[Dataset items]
########

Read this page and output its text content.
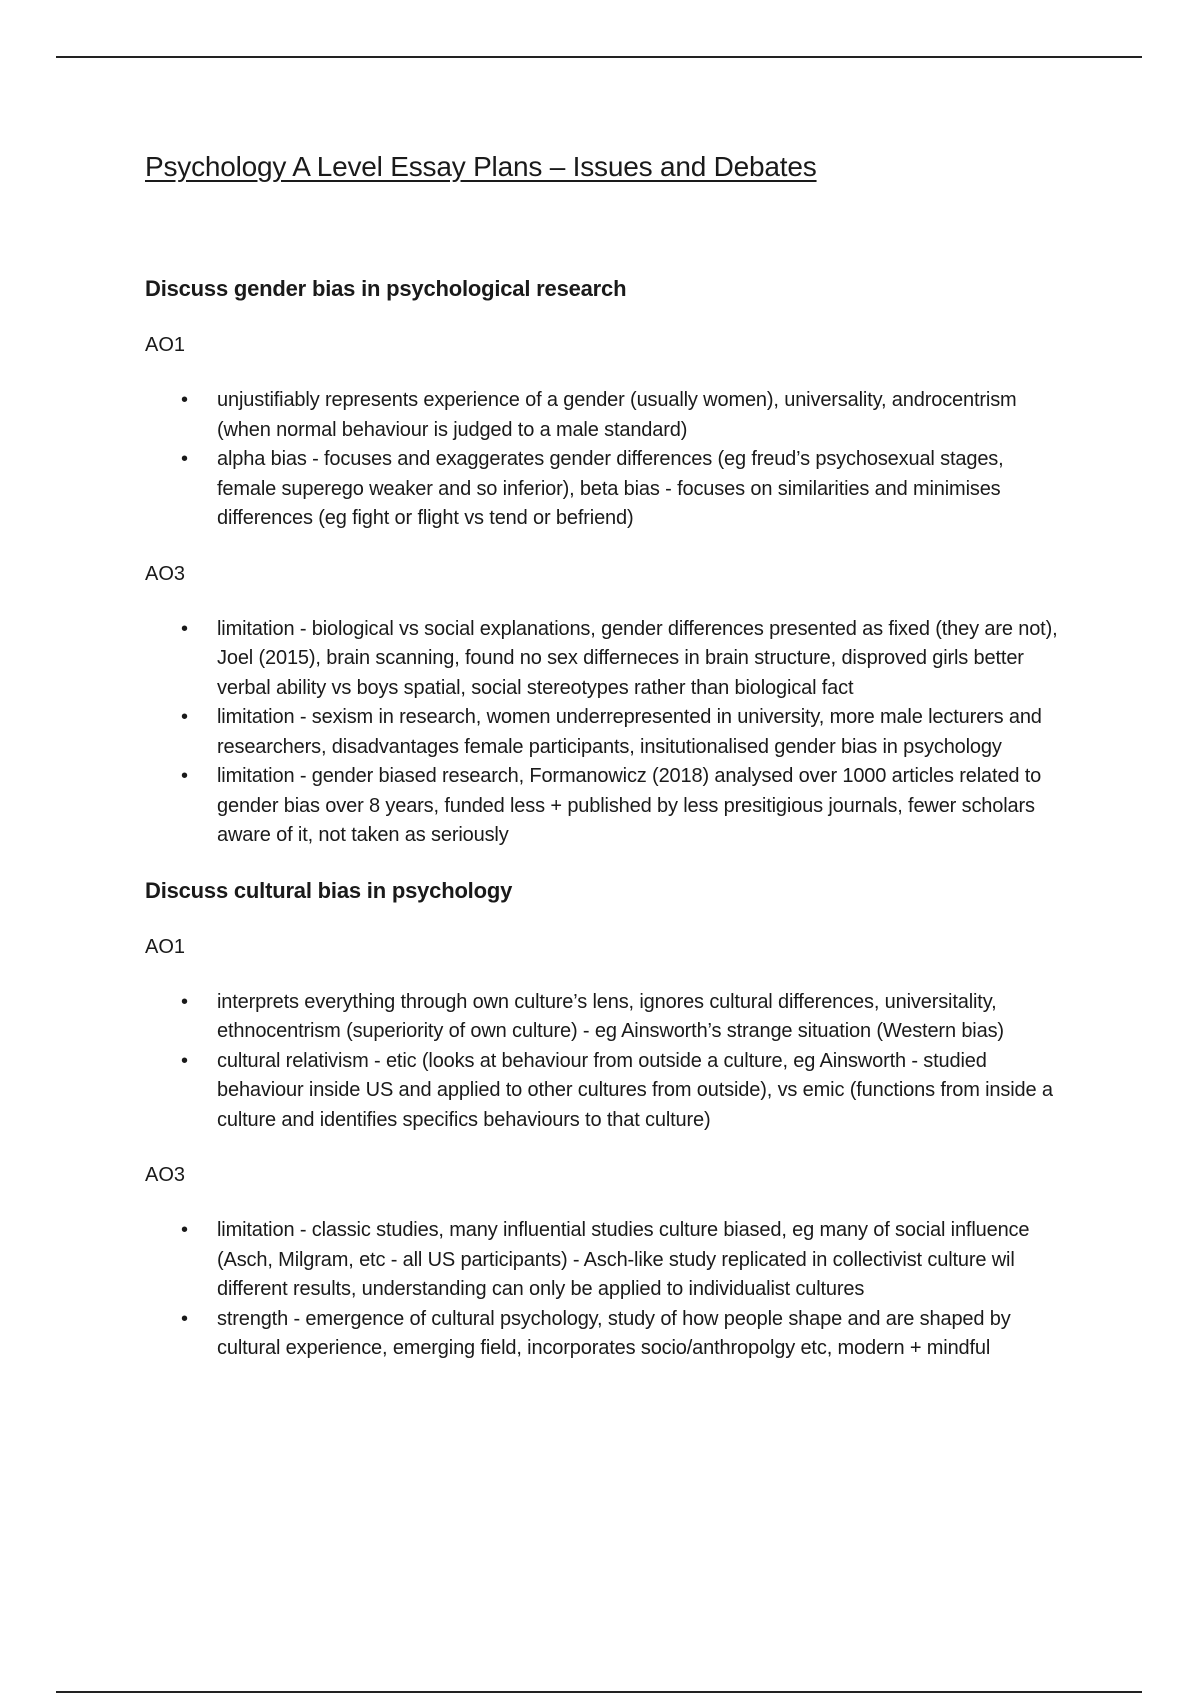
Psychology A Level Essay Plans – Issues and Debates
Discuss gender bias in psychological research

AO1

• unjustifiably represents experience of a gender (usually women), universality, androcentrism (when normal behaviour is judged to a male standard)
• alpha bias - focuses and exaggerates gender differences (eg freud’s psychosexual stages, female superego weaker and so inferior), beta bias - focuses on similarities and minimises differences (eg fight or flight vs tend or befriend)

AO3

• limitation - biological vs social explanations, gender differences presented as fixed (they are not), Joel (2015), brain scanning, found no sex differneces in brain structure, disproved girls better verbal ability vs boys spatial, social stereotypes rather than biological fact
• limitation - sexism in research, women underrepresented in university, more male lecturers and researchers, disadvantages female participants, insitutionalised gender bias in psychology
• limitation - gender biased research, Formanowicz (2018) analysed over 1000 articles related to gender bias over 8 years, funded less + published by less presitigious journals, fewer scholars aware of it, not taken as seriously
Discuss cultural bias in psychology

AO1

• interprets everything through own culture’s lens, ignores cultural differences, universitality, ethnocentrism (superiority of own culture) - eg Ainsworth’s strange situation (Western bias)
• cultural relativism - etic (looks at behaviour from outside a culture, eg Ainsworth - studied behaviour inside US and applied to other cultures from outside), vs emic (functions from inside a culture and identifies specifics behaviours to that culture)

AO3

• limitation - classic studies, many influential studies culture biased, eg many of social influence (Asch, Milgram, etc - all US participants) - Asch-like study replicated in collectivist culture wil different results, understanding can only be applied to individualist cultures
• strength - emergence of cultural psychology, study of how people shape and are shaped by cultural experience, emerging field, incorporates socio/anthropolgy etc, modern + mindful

########

# The exercise
Make a word-for-word copy of the entries, without any pictures.

# The completed task
Read this page and output its text content.
Psychology A Level Essay Plans – Issues and Debates
Discuss gender bias in psychological research

AO1

• unjustifiably represents experience of a gender (usually women), universality, androcentrism (when normal behaviour is judged to a male standard)
• alpha bias - focuses and exaggerates gender differences (eg freud’s psychosexual stages, female superego weaker and so inferior), beta bias - focuses on similarities and minimises differences (eg fight or flight vs tend or befriend)

AO3

• limitation - biological vs social explanations, gender differences presented as fixed (they are not), Joel (2015), brain scanning, found no sex differneces in brain structure, disproved girls better verbal ability vs boys spatial, social stereotypes rather than biological fact
• limitation - sexism in research, women underrepresented in university, more male lecturers and researchers, disadvantages female participants, insitutionalised gender bias in psychology
• limitation - gender biased research, Formanowicz (2018) analysed over 1000 articles related to gender bias over 8 years, funded less + published by less presitigious journals, fewer scholars aware of it, not taken as seriously
Discuss cultural bias in psychology

AO1

• interprets everything through own culture’s lens, ignores cultural differences, universitality, ethnocentrism (superiority of own culture) - eg Ainsworth’s strange situation (Western bias)
• cultural relativism - etic (looks at behaviour from outside a culture, eg Ainsworth - studied behaviour inside US and applied to other cultures from outside), vs emic (functions from inside a culture and identifies specifics behaviours to that culture)

AO3

• limitation - classic studies, many influential studies culture biased, eg many of social influence (Asch, Milgram, etc - all US participants) - Asch-like study replicated in collectivist culture wil different results, understanding can only be applied to individualist cultures
• strength - emergence of cultural psychology, study of how people shape and are shaped by cultural experience, emerging field, incorporates socio/anthropolgy etc, modern + mindful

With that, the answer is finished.